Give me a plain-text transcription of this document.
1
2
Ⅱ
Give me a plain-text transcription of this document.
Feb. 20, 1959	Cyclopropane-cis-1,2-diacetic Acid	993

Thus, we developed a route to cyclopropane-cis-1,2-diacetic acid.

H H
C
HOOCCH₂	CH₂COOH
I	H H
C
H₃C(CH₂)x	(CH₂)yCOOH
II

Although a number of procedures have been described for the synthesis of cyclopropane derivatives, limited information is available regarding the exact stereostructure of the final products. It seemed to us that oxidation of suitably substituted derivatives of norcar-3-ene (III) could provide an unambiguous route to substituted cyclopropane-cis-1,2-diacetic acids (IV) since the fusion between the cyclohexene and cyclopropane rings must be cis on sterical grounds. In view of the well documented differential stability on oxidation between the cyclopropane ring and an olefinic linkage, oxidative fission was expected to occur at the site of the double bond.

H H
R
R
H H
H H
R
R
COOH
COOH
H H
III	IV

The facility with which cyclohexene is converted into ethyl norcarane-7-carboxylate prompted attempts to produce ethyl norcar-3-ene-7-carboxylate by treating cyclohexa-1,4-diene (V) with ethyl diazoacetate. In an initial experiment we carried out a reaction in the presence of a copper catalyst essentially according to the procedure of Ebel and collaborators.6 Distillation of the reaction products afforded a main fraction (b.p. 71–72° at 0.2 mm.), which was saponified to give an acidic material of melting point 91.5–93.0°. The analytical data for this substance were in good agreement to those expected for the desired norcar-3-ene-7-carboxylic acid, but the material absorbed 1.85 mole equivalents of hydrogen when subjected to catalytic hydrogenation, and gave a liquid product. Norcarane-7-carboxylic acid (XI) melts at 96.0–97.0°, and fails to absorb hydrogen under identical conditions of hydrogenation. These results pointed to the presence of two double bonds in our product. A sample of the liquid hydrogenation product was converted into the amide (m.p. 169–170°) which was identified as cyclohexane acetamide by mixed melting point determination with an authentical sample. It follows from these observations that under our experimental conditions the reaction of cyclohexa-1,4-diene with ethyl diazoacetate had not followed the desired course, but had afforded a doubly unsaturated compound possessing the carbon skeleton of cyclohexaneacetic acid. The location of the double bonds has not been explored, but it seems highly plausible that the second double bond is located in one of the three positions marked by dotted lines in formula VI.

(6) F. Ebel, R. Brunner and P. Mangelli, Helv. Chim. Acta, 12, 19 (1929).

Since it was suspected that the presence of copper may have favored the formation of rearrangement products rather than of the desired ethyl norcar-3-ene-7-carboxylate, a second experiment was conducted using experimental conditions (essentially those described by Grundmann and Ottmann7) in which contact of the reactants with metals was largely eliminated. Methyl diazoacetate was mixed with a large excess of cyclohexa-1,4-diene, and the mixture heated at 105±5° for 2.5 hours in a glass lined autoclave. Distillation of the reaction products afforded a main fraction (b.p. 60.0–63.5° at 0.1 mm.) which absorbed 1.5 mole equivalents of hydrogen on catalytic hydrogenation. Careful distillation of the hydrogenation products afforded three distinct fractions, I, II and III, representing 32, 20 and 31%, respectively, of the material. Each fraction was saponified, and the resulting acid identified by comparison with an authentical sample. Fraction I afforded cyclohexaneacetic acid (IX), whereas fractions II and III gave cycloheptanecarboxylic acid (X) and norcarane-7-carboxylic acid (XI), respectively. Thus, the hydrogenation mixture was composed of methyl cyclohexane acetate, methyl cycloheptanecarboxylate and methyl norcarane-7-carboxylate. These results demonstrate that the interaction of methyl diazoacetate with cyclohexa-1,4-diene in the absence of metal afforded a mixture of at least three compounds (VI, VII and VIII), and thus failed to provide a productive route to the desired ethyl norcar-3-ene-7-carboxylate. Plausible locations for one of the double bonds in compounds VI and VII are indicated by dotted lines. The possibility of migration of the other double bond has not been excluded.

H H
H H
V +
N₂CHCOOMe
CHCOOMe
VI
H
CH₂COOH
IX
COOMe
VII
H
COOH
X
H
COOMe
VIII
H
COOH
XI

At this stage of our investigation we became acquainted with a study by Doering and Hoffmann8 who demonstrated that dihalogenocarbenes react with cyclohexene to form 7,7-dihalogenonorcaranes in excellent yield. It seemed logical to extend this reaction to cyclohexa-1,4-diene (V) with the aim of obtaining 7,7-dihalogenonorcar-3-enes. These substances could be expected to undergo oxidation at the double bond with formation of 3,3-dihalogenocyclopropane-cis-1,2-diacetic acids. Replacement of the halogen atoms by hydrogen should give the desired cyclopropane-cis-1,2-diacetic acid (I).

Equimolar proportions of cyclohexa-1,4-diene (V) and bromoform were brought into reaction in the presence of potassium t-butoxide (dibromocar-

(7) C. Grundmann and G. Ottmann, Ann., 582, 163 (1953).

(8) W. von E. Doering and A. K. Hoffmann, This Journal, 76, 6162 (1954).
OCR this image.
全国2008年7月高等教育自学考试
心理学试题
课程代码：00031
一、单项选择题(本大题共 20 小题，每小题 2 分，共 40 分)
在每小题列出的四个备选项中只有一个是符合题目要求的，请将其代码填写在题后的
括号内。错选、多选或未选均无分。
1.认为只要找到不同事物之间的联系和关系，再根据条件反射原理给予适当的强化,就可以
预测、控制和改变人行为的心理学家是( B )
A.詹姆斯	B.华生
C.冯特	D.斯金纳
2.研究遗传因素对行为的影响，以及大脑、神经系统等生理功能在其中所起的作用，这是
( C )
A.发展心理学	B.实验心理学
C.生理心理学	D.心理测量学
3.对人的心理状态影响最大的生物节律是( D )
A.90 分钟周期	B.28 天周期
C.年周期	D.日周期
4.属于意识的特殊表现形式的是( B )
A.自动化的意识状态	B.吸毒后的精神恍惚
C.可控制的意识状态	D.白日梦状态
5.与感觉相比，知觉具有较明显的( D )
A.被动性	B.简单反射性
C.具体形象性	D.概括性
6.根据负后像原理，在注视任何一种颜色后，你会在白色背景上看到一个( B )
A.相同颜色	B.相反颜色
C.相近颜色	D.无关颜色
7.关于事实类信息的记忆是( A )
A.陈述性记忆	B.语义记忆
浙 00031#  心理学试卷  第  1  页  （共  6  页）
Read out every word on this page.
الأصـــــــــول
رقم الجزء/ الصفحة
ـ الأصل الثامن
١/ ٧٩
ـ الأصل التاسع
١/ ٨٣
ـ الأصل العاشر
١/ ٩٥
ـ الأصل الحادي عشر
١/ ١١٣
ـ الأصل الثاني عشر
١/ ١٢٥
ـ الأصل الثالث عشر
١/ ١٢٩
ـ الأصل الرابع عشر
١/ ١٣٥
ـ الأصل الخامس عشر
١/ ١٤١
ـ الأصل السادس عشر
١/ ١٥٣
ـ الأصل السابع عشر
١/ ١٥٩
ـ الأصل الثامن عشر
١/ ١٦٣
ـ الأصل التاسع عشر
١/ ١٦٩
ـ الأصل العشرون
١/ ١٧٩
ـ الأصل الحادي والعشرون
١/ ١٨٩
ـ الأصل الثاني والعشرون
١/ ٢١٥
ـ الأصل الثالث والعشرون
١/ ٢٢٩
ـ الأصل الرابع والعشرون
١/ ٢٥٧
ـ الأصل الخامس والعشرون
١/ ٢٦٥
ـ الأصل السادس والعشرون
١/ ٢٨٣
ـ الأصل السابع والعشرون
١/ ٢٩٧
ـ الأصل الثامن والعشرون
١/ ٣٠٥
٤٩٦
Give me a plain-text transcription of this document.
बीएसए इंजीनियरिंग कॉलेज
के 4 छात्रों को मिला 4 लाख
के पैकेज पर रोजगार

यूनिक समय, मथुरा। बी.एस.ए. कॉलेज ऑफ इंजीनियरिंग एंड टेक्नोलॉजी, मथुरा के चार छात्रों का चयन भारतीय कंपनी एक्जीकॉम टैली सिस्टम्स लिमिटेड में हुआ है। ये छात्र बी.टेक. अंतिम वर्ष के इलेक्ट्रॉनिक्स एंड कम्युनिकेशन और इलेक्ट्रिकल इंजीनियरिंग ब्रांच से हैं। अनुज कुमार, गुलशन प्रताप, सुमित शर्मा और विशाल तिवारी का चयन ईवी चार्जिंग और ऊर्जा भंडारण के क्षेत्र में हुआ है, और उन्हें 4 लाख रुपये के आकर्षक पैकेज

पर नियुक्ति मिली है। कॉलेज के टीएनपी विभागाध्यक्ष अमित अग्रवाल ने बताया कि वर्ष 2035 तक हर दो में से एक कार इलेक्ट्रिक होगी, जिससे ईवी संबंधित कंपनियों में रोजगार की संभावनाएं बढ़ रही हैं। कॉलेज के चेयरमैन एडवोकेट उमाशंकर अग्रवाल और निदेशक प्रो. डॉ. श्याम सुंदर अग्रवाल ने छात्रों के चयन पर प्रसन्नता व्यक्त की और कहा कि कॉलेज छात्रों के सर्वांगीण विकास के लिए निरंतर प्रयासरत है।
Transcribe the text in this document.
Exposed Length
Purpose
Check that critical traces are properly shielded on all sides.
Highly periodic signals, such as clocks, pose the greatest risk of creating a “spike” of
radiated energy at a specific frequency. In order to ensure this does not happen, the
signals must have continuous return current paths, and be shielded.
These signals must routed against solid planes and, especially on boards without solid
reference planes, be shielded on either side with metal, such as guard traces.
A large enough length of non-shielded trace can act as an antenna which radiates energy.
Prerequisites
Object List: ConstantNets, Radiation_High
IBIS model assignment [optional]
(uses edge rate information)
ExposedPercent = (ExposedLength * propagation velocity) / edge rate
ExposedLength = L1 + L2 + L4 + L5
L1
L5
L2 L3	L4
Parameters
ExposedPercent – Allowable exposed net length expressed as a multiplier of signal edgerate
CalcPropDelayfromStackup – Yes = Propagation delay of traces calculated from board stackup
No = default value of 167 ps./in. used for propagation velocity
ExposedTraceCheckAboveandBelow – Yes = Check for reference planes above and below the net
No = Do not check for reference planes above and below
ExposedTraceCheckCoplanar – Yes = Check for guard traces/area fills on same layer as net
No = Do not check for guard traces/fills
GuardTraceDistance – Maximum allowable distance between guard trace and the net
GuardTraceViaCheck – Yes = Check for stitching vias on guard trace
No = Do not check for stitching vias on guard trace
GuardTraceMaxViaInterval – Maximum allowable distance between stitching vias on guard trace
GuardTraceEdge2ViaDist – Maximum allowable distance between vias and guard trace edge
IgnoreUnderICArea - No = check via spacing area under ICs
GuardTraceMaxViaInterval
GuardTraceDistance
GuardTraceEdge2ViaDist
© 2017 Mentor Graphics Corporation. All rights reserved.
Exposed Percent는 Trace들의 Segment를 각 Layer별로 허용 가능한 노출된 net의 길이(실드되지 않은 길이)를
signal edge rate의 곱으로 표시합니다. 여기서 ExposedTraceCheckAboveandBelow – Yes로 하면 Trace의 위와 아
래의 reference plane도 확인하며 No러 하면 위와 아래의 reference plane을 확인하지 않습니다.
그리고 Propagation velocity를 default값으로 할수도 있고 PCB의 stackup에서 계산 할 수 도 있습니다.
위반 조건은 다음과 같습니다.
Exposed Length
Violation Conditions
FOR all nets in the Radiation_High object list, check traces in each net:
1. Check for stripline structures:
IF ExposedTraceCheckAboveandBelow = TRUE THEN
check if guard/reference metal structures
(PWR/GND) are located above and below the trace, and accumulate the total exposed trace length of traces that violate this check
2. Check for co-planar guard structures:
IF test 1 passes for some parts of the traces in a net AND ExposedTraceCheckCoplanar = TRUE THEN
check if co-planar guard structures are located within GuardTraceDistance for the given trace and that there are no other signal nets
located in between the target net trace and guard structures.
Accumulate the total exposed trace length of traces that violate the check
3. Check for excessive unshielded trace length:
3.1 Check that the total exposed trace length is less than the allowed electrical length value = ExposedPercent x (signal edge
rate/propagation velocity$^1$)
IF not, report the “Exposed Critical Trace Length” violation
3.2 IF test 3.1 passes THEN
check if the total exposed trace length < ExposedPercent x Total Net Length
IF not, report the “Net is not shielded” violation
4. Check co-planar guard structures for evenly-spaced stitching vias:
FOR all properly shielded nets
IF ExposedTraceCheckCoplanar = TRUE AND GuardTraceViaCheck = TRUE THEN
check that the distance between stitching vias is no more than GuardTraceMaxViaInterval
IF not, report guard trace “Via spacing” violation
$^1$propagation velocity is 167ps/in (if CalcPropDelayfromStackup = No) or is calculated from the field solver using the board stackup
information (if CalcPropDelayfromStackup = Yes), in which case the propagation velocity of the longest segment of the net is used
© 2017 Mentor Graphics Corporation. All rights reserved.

[Exercise goal]: Within the listing above, copy each line that has the string "TRUE".

[Exercise answer]:
IF ExposedTraceCheckAboveandBelow = TRUE THEN
IF test 1 passes for some parts of the traces in a net AND ExposedTraceCheckCoplanar = TRUE THEN
IF ExposedTraceCheckCoplanar = TRUE AND GuardTraceViaCheck = TRUE THEN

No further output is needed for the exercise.